# start of GIVEN RECORDS

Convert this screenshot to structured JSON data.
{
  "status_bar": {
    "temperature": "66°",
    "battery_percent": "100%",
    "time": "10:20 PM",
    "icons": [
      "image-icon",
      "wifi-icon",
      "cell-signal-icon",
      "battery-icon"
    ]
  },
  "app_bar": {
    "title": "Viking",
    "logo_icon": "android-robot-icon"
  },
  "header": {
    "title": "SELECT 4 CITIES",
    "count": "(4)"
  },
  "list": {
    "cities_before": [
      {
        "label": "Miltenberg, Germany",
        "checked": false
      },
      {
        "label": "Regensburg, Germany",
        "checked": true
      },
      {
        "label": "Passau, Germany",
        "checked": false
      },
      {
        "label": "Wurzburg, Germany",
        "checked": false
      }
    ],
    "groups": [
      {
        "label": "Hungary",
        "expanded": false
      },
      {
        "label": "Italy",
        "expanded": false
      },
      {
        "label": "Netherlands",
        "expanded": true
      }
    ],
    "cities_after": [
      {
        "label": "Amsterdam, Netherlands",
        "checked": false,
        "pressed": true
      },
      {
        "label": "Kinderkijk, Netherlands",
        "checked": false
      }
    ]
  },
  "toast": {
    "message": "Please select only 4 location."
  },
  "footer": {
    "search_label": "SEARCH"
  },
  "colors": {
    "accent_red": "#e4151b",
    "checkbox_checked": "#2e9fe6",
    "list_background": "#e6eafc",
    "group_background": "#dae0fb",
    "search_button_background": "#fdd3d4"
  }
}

# end of GIVEN RECORDS

## REQUIRED TASK
Your task is to retype all the records above with nothing left out.

## OUTPUT FOR THIS EXERCISE
Convert this screenshot to structured JSON data.
{
  "status_bar": {
    "temperature": "66°",
    "battery_percent": "100%",
    "time": "10:20 PM",
    "icons": [
      "image-icon",
      "wifi-icon",
      "cell-signal-icon",
      "battery-icon"
    ]
  },
  "app_bar": {
    "title": "Viking",
    "logo_icon": "android-robot-icon"
  },
  "header": {
    "title": "SELECT 4 CITIES",
    "count": "(4)"
  },
  "list": {
    "cities_before": [
      {
        "label": "Miltenberg, Germany",
        "checked": false
      },
      {
        "label": "Regensburg, Germany",
        "checked": true
      },
      {
        "label": "Passau, Germany",
        "checked": false
      },
      {
        "label": "Wurzburg, Germany",
        "checked": false
      }
    ],
    "groups": [
      {
        "label": "Hungary",
        "expanded": false
      },
      {
        "label": "Italy",
        "expanded": false
      },
      {
        "label": "Netherlands",
        "expanded": true
      }
    ],
    "cities_after": [
      {
        "label": "Amsterdam, Netherlands",
        "checked": false,
        "pressed": true
      },
      {
        "label": "Kinderkijk, Netherlands",
        "checked": false
      }
    ]
  },
  "toast": {
    "message": "Please select only 4 location."
  },
  "footer": {
    "search_label": "SEARCH"
  },
  "colors": {
    "accent_red": "#e4151b",
    "checkbox_checked": "#2e9fe6",
    "list_background": "#e6eafc",
    "group_background": "#dae0fb",
    "search_button_background": "#fdd3d4"
  }
}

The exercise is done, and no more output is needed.